Collected data
## BEGIN

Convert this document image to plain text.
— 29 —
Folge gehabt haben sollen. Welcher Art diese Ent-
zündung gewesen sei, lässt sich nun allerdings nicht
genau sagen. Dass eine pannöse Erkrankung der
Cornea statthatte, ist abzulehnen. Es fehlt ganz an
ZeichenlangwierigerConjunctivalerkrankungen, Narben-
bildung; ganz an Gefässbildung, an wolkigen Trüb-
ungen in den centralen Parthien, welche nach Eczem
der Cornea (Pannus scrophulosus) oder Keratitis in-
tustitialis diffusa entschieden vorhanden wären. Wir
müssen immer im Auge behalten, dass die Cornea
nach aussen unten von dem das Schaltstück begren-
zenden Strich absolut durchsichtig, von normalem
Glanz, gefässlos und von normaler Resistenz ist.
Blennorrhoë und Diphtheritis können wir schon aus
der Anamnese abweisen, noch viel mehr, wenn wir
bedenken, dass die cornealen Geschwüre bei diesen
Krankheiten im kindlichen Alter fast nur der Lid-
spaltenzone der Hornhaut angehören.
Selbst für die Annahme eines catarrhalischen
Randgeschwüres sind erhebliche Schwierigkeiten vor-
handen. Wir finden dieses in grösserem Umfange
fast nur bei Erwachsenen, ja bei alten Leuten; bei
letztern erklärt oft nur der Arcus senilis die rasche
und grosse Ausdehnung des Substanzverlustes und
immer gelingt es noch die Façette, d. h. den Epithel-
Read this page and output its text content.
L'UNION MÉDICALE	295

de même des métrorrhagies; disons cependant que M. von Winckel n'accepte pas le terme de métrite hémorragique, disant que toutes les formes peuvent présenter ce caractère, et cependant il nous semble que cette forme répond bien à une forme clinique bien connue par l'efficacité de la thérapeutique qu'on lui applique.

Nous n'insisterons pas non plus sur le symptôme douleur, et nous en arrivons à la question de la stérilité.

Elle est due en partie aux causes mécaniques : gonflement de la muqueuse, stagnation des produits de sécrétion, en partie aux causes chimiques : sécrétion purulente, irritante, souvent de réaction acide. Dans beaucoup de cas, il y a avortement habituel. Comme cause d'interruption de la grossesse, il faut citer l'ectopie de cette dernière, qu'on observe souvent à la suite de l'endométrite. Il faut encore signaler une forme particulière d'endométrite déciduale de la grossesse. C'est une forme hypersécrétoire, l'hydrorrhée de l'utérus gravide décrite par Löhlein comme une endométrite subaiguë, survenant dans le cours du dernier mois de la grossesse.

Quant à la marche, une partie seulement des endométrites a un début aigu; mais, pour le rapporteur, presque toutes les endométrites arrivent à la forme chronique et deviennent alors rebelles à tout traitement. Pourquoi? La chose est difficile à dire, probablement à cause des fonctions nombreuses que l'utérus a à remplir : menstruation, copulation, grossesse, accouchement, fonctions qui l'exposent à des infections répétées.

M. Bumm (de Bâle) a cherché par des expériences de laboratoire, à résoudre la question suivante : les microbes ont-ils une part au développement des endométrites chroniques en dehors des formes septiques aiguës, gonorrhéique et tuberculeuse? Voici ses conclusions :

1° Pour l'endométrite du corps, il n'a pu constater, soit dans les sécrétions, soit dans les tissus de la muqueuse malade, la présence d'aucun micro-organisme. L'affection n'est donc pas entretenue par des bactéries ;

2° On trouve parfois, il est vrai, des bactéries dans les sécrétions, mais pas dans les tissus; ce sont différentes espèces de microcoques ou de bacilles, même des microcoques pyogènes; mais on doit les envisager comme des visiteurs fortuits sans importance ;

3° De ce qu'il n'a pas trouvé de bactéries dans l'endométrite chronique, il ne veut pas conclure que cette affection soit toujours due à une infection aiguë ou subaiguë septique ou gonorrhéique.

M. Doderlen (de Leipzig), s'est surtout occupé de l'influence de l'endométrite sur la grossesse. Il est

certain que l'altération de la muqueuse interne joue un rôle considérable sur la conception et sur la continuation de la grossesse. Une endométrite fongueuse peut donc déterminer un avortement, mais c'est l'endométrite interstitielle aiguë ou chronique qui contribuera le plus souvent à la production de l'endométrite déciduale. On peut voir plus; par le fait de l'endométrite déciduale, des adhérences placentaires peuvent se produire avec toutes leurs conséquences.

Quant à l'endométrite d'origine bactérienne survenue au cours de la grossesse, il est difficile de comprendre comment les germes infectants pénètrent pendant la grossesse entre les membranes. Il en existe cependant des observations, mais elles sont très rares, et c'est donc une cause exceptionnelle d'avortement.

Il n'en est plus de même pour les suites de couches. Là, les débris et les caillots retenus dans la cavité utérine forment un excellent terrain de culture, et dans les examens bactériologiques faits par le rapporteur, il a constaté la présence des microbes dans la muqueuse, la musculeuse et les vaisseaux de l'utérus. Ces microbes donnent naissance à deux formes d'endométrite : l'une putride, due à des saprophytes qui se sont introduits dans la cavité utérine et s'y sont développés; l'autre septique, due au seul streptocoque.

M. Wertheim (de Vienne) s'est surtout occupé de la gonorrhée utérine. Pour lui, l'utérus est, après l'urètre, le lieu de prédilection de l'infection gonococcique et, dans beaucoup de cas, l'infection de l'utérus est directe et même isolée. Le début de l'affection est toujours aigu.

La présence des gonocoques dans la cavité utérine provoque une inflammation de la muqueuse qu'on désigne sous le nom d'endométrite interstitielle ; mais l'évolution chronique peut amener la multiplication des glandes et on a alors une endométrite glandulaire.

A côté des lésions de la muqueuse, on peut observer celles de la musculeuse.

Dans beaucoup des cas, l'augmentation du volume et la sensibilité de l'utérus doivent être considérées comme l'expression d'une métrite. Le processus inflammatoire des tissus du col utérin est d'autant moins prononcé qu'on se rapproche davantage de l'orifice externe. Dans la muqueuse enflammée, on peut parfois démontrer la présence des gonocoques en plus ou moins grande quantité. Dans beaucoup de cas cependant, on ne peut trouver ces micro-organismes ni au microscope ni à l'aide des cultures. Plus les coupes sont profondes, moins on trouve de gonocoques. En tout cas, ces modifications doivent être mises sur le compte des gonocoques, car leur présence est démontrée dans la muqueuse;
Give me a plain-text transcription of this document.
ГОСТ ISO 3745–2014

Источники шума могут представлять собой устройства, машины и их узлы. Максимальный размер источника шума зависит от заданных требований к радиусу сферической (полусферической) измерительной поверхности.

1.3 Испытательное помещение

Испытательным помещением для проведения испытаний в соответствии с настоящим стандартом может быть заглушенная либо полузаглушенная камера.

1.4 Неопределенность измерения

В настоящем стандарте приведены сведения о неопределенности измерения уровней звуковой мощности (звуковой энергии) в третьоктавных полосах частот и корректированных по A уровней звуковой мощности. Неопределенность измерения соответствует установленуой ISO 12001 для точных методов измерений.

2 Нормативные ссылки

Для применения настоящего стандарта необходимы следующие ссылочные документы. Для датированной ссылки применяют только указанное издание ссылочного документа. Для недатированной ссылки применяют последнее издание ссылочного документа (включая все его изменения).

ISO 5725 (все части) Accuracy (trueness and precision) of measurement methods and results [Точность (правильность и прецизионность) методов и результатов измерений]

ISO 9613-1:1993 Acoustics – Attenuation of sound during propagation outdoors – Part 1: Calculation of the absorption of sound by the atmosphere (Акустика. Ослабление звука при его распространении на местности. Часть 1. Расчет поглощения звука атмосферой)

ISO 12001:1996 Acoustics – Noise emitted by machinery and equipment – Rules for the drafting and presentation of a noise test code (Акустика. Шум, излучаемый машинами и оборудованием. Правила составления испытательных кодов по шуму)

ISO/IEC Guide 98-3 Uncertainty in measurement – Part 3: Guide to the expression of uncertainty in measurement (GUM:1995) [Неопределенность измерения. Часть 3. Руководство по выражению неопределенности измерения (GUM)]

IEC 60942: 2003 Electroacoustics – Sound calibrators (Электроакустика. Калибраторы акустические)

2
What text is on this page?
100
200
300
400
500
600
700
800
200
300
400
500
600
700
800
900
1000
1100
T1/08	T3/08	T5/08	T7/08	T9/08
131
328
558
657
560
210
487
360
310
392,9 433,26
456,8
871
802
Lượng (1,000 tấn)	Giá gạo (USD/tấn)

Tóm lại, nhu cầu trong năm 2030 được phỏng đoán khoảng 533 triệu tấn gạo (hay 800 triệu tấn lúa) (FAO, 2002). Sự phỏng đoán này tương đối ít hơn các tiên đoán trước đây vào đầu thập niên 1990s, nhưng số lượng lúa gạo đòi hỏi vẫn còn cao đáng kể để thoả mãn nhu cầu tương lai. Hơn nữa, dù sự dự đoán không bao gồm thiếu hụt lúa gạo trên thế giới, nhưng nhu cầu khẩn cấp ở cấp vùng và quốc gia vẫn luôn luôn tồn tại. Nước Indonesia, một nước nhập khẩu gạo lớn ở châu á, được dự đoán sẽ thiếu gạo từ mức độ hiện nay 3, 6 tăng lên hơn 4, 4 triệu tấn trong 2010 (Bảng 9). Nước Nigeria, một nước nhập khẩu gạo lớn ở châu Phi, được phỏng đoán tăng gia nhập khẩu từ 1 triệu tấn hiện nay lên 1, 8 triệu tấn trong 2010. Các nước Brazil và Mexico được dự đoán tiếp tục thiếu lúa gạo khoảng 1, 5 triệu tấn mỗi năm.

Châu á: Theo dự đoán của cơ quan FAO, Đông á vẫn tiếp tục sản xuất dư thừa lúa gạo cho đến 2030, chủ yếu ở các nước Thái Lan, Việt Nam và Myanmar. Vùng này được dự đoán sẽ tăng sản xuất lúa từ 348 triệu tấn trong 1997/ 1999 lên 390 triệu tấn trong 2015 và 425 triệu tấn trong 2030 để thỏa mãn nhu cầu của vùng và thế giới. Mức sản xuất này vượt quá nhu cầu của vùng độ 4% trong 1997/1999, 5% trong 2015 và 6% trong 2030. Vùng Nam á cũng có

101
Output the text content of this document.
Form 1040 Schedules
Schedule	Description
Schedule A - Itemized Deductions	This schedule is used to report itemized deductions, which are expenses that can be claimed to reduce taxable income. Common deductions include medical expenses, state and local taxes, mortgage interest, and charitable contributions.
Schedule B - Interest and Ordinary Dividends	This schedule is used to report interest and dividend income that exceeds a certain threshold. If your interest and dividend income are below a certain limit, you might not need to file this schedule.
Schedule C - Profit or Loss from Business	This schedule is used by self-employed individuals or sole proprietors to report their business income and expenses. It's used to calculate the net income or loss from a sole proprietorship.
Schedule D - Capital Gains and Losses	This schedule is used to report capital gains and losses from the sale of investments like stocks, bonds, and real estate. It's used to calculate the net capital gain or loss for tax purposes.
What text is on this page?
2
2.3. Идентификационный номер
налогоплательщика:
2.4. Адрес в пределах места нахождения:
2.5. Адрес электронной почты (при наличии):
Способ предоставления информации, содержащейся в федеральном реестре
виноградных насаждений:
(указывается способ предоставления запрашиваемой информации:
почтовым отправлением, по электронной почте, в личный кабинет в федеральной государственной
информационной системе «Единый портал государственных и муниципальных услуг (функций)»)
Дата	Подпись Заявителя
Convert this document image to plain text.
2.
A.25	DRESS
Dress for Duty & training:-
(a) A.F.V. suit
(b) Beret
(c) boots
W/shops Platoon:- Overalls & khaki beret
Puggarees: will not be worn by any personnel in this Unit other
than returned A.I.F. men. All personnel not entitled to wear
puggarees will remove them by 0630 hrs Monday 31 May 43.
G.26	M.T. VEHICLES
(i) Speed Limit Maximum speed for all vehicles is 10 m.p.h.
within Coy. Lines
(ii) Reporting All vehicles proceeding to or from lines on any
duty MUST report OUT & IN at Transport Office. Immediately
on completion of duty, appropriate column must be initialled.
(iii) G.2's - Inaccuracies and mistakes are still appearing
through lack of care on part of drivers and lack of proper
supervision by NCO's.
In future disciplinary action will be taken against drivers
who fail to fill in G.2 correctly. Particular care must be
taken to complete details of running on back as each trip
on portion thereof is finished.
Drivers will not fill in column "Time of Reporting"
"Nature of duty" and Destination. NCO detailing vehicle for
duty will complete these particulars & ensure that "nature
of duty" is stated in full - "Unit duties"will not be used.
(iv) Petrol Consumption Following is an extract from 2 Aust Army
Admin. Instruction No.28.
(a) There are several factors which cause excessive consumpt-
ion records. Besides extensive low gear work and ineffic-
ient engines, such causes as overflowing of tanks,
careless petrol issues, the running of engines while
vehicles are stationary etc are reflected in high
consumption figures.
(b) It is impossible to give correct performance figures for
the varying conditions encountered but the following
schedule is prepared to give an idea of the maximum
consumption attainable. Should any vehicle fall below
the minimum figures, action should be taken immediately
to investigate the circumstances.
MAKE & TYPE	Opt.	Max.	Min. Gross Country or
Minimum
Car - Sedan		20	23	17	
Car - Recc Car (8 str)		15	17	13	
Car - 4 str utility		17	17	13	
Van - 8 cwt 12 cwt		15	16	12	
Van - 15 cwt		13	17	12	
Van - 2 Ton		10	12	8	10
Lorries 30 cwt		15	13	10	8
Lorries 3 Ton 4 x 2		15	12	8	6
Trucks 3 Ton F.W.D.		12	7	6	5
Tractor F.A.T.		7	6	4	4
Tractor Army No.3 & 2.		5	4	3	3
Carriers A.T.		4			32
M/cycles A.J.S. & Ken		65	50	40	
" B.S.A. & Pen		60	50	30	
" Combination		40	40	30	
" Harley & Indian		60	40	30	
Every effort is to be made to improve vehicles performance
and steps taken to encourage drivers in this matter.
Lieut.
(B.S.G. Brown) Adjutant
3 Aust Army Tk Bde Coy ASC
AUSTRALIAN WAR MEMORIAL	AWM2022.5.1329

## END

Exercise goal —
Tally how many lines in the material above hold the word "immer". Write only that number.

Result of this task —
2